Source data
⁂

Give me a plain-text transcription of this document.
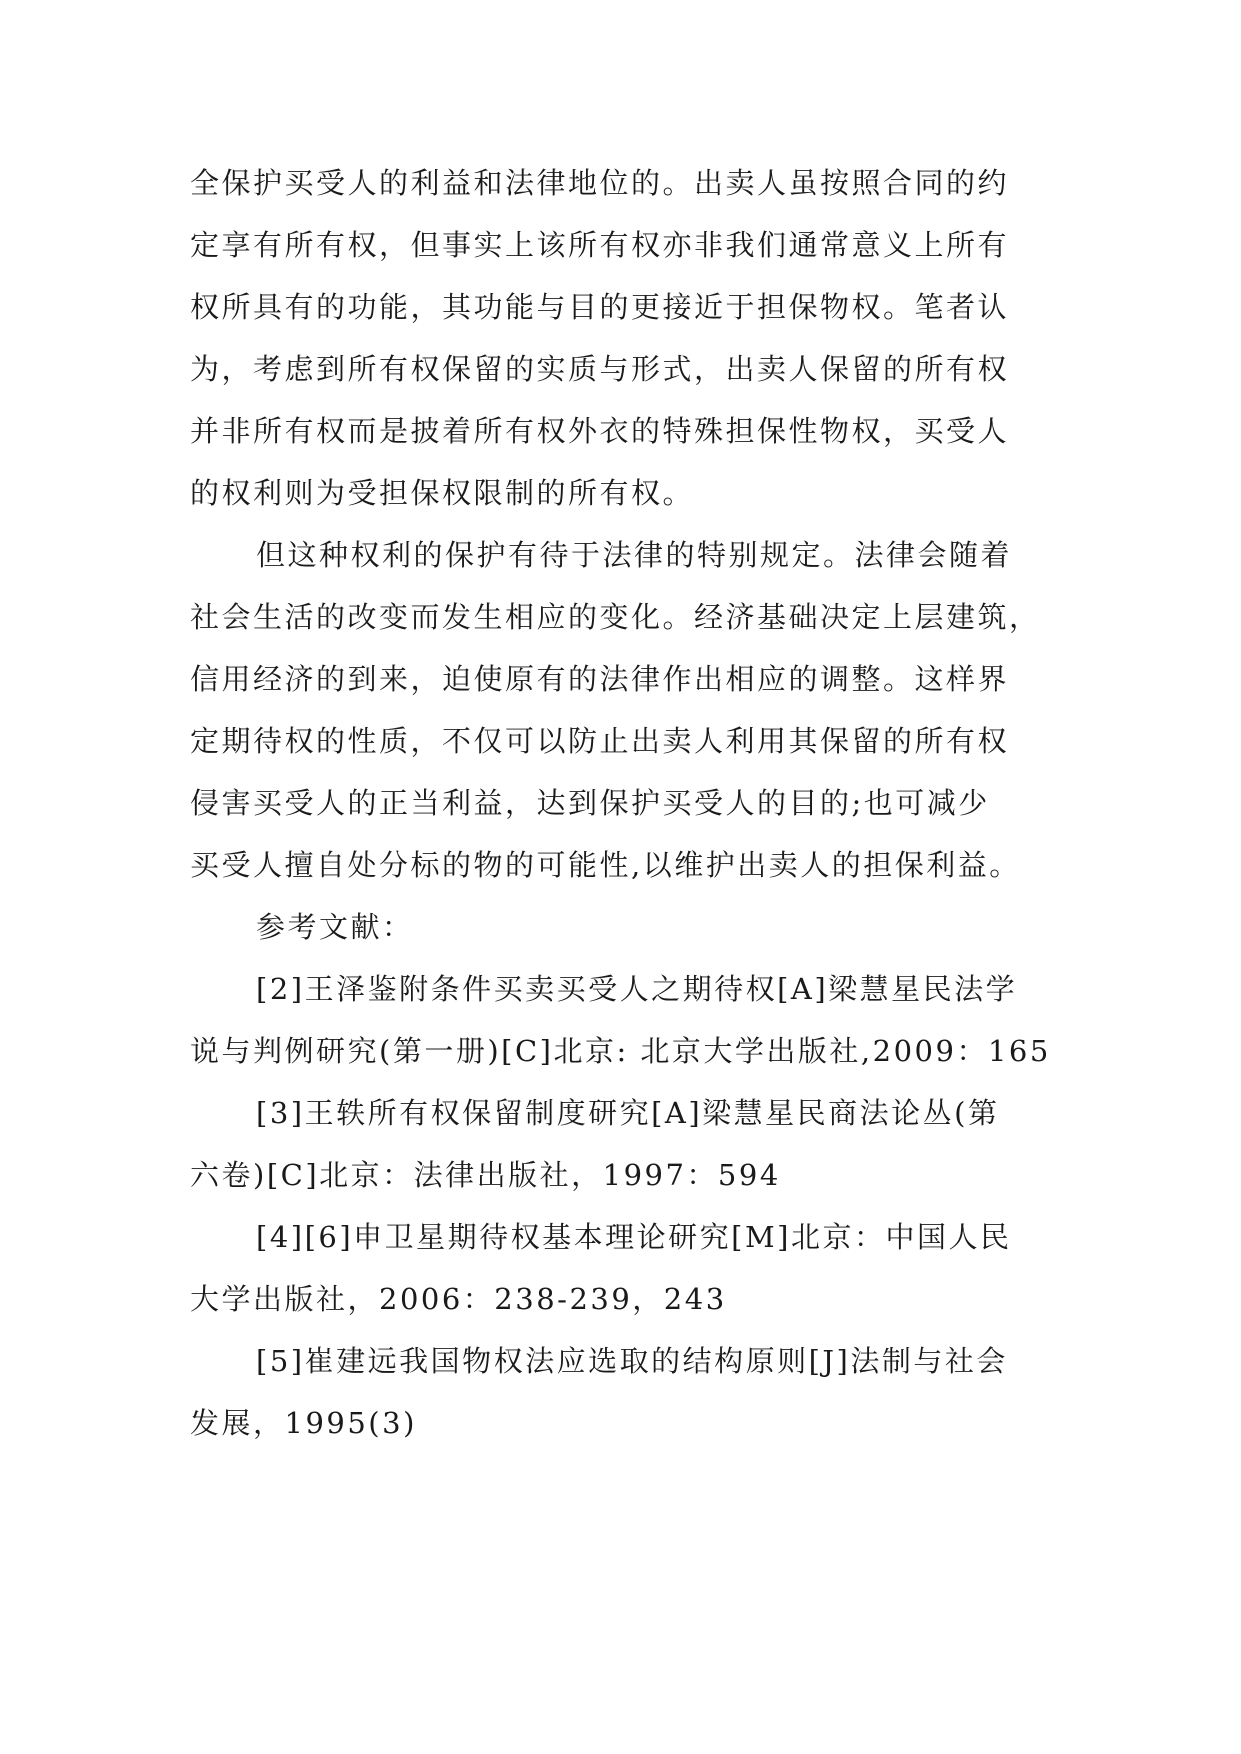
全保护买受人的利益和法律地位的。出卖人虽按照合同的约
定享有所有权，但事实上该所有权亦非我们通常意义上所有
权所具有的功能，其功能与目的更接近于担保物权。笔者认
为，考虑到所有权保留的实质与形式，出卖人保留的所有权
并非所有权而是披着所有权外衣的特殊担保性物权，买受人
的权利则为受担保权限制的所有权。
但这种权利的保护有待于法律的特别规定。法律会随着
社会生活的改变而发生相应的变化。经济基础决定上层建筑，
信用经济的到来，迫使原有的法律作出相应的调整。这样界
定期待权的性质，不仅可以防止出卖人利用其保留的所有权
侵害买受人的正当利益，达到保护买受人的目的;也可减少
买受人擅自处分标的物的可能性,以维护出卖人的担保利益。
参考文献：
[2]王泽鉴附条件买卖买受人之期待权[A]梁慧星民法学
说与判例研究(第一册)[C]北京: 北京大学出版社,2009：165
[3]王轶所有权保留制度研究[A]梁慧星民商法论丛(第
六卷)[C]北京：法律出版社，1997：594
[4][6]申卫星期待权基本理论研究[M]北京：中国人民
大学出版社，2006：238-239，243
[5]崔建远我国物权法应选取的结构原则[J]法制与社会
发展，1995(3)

⁂

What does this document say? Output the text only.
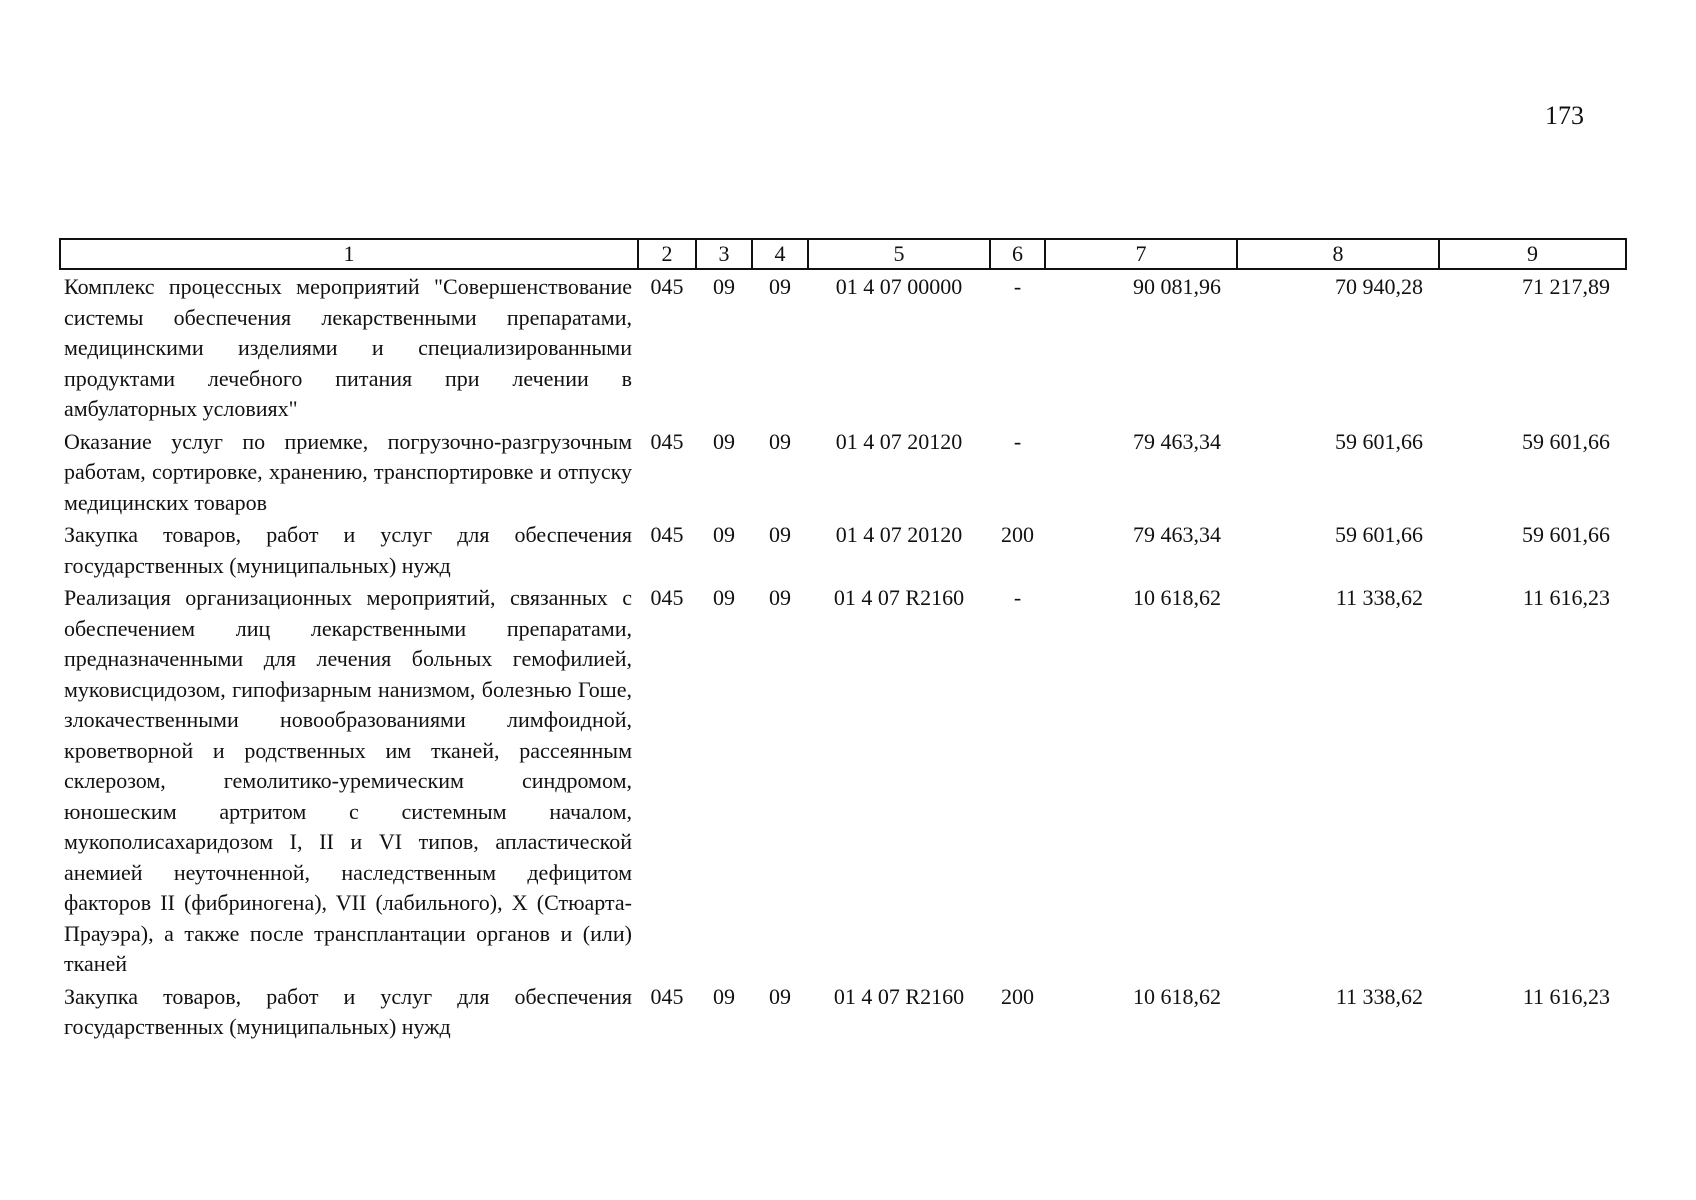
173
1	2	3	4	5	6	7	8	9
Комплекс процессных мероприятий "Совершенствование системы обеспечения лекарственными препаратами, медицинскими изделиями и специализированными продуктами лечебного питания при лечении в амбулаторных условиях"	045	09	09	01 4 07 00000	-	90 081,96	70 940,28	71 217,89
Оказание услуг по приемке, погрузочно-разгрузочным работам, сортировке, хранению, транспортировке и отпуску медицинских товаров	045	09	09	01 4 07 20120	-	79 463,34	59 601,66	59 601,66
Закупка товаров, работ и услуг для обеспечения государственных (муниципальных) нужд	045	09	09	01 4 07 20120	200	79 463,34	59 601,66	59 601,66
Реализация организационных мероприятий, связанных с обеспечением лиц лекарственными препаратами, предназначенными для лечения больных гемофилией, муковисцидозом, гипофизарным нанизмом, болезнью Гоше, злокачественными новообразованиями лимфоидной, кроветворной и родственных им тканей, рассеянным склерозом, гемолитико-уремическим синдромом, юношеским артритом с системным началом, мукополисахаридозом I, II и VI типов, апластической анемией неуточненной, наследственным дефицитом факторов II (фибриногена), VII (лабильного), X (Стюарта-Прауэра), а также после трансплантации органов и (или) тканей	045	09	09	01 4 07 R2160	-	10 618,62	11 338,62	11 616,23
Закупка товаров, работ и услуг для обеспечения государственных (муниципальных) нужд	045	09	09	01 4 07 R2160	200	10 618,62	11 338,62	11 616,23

⁂

Your objective:
Search the records for the string "муниципальных" and return every line in which it occurs.

In response:
Закупка товаров, работ и услуг для обеспечения государственных (муниципальных) нужд	045	09	09	01 4 07 20120	200	79 463,34	59 601,66	59 601,66
Закупка товаров, работ и услуг для обеспечения государственных (муниципальных) нужд	045	09	09	01 4 07 R2160	200	10 618,62	11 338,62	11 616,23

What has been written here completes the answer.